WORK TO BE COMPLETED: Please rewrite the records from their first line through the line containing "dot-gold: [401, 627, 409, 635]", inclusive, as a numbered list, leaving out blank lines.

Data drawn from a collection:
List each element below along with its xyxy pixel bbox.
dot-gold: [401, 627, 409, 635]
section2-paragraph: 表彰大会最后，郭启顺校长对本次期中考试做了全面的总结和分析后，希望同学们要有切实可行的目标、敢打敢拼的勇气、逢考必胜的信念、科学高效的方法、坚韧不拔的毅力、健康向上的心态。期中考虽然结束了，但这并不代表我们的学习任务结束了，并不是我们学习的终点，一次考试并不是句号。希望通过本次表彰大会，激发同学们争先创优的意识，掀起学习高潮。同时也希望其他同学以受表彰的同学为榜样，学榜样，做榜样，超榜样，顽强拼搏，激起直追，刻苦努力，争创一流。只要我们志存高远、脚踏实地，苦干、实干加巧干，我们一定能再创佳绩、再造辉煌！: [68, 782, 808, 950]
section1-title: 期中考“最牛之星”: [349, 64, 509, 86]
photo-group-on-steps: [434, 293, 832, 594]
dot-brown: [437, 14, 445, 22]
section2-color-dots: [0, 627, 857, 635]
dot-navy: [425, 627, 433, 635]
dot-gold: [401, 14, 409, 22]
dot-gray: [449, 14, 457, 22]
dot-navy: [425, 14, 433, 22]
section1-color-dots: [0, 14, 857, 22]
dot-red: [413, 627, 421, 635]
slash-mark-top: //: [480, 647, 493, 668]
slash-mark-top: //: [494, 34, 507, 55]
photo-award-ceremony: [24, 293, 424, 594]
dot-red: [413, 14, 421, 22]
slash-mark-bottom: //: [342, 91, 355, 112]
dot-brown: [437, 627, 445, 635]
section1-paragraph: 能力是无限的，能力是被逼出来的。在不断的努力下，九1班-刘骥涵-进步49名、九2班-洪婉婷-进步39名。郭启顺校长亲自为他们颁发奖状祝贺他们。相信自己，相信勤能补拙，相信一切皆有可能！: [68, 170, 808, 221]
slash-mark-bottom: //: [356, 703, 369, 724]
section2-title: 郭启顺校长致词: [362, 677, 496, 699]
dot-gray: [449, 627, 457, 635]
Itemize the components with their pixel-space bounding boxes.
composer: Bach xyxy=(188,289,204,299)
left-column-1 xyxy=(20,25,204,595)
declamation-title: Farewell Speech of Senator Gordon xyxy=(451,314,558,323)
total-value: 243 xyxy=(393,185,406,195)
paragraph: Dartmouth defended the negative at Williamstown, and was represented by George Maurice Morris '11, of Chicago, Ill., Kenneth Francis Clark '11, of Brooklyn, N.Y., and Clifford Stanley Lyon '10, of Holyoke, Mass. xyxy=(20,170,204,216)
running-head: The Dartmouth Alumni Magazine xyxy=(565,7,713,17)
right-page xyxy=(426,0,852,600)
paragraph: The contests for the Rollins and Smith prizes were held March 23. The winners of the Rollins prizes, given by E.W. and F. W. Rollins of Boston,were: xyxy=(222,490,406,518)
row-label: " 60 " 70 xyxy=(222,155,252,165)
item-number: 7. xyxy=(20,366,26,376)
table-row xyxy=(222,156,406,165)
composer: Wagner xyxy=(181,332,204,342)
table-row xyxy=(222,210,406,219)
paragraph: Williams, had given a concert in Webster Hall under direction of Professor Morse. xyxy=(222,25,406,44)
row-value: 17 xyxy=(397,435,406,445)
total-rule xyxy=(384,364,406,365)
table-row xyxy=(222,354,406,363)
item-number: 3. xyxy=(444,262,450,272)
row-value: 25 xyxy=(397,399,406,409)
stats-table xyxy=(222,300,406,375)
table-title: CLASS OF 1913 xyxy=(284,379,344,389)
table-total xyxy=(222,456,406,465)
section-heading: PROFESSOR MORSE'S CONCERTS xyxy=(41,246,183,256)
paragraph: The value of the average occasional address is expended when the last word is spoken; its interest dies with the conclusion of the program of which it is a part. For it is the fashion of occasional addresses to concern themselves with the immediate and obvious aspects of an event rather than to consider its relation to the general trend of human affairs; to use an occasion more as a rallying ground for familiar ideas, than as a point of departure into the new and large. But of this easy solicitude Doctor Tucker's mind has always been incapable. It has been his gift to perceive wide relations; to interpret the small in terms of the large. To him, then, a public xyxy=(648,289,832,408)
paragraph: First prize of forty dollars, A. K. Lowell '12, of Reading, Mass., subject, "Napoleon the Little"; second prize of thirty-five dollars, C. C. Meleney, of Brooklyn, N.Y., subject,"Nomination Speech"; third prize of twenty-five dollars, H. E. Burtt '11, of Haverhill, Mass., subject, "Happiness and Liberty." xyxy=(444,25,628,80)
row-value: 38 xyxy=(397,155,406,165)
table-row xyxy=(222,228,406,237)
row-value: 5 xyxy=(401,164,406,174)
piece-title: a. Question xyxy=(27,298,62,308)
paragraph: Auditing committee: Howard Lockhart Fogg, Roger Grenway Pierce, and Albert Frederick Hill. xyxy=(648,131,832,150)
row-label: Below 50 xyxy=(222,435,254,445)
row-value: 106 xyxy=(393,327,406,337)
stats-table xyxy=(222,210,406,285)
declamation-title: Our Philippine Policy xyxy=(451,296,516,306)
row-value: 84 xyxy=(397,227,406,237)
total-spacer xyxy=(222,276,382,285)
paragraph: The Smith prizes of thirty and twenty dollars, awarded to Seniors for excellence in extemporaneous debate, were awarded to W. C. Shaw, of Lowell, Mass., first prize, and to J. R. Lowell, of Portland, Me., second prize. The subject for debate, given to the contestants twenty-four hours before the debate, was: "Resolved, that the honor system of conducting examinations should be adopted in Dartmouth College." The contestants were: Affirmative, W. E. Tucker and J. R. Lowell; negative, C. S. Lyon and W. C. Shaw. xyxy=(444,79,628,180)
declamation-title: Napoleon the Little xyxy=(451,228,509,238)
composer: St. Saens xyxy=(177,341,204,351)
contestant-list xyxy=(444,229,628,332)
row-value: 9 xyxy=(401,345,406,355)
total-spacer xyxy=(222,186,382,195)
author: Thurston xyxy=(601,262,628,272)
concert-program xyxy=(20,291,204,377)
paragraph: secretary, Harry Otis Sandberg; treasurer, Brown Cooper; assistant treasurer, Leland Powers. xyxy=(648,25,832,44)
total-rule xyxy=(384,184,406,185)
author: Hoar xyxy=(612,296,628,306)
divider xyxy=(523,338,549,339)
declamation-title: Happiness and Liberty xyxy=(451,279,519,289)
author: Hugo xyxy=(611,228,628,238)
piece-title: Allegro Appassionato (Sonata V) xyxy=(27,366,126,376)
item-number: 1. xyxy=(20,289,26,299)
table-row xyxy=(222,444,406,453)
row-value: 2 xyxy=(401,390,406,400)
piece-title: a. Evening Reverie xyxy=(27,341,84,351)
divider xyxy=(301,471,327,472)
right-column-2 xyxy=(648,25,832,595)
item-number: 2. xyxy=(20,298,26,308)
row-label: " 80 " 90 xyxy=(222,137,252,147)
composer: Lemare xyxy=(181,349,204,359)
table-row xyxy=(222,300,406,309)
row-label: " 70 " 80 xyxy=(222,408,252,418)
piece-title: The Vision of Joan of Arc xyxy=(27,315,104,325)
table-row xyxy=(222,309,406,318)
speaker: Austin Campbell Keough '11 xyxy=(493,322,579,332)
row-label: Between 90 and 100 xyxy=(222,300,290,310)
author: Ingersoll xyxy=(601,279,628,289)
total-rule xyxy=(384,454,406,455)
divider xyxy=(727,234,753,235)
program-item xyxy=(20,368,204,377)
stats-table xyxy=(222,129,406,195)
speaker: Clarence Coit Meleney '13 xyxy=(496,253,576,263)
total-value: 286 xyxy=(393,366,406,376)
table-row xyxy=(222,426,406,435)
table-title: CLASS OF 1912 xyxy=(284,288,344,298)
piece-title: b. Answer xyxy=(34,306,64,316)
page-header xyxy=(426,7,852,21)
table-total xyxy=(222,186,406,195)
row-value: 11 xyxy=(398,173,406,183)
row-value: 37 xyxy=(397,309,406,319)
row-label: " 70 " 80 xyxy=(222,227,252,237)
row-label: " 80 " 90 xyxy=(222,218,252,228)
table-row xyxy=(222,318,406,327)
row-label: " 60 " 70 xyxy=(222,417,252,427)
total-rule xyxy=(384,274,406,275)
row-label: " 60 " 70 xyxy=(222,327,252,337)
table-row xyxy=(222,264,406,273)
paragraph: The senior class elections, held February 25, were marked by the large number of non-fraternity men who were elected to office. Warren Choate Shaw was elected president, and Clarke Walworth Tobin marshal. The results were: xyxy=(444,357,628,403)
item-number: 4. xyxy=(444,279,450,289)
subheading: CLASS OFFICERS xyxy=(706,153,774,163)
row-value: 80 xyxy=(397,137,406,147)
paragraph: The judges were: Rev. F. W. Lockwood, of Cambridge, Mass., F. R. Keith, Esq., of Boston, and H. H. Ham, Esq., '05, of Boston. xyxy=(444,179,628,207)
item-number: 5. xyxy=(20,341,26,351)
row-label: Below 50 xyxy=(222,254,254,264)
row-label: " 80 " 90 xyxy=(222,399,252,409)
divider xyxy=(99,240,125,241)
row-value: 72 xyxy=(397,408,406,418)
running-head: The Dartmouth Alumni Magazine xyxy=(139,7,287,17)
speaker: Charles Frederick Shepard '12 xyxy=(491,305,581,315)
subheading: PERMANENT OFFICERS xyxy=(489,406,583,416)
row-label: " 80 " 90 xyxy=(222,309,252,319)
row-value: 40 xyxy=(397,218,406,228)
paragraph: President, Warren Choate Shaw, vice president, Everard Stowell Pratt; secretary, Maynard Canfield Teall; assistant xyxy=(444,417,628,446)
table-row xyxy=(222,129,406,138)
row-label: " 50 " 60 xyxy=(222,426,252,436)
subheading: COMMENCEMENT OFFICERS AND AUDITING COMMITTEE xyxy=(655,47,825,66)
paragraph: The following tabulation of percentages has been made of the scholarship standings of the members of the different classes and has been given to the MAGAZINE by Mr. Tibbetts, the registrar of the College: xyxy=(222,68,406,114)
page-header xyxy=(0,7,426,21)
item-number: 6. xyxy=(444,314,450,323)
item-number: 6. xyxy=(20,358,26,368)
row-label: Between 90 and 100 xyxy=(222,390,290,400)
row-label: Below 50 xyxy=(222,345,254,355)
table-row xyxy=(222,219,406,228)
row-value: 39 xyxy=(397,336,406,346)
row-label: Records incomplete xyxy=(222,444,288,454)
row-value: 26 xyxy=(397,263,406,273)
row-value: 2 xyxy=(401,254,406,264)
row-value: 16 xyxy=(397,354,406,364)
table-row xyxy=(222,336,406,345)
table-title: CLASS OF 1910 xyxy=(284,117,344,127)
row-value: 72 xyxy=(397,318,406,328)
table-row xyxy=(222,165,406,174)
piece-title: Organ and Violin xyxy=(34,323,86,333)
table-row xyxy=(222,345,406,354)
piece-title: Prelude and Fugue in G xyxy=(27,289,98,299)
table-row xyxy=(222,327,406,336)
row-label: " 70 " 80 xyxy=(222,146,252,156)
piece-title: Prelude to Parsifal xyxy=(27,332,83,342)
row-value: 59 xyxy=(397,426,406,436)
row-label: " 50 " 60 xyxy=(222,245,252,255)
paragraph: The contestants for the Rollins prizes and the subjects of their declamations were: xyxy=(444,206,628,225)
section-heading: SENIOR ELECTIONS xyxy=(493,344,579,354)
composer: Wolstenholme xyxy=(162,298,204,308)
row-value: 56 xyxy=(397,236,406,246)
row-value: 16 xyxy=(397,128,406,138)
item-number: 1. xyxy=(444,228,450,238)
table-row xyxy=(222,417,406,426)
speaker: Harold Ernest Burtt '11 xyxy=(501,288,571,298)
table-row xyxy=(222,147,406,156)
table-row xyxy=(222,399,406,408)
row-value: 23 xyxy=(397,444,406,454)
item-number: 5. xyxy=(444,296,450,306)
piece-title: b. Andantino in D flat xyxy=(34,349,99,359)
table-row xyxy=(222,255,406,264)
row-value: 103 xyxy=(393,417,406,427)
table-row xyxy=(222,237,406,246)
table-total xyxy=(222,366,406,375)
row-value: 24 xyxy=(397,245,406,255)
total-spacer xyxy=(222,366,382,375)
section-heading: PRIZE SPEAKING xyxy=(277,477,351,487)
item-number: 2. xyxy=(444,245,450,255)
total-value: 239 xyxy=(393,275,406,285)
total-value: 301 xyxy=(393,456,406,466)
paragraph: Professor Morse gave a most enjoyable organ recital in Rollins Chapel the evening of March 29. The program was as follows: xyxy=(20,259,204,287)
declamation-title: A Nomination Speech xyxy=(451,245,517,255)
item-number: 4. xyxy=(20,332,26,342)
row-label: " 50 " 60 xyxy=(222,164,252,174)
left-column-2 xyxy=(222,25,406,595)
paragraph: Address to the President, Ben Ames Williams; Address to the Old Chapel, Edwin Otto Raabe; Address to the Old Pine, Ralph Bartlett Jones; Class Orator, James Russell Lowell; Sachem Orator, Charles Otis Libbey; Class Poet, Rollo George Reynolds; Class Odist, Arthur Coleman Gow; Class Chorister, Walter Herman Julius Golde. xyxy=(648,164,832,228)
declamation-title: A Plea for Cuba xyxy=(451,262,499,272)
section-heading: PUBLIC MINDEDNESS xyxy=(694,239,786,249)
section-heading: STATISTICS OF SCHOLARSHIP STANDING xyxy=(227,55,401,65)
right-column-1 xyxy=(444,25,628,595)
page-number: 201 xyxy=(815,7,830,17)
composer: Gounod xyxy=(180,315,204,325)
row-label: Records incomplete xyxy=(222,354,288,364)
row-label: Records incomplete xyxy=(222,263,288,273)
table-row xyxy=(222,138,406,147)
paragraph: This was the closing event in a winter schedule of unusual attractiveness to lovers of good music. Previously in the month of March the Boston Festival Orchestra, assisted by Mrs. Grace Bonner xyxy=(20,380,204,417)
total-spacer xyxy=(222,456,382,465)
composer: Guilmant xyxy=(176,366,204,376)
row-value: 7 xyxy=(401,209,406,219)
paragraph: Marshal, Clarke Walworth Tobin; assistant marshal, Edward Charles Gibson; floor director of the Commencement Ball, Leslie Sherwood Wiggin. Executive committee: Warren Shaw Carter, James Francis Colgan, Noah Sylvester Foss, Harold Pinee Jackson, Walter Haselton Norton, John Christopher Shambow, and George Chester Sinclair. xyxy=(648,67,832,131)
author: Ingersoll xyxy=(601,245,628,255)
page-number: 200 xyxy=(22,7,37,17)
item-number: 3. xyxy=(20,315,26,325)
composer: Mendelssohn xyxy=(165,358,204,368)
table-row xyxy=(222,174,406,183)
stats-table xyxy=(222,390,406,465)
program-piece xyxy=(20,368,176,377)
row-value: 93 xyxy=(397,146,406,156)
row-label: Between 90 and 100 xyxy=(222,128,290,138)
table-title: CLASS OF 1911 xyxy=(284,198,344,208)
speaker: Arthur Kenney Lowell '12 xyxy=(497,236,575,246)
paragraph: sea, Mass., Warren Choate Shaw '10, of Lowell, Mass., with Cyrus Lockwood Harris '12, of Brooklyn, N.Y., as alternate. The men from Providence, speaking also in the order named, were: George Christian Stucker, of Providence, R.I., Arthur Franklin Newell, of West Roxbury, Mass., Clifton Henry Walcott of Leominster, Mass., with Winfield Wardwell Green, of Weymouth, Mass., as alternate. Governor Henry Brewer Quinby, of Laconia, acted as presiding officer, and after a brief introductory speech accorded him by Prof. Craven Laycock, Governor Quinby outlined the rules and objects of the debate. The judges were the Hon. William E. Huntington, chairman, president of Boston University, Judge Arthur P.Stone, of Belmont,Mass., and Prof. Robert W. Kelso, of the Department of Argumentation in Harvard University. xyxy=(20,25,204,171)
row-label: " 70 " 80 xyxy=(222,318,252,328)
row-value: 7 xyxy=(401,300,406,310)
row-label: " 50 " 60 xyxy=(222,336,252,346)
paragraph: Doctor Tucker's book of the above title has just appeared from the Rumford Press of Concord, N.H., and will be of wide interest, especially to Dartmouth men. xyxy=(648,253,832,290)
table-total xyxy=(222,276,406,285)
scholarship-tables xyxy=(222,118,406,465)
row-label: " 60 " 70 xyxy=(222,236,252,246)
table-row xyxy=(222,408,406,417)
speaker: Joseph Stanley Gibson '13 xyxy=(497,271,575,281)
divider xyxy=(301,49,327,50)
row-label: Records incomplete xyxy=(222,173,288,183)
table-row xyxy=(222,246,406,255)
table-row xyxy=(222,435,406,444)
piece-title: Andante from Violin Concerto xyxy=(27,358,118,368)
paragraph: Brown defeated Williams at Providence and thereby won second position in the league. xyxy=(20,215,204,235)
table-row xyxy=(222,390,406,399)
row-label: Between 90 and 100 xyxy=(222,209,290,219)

ANSWER TO THE TASK:
1. List each element below along with its xyxy pixel bbox.
2. dot-gold: [401, 627, 409, 635]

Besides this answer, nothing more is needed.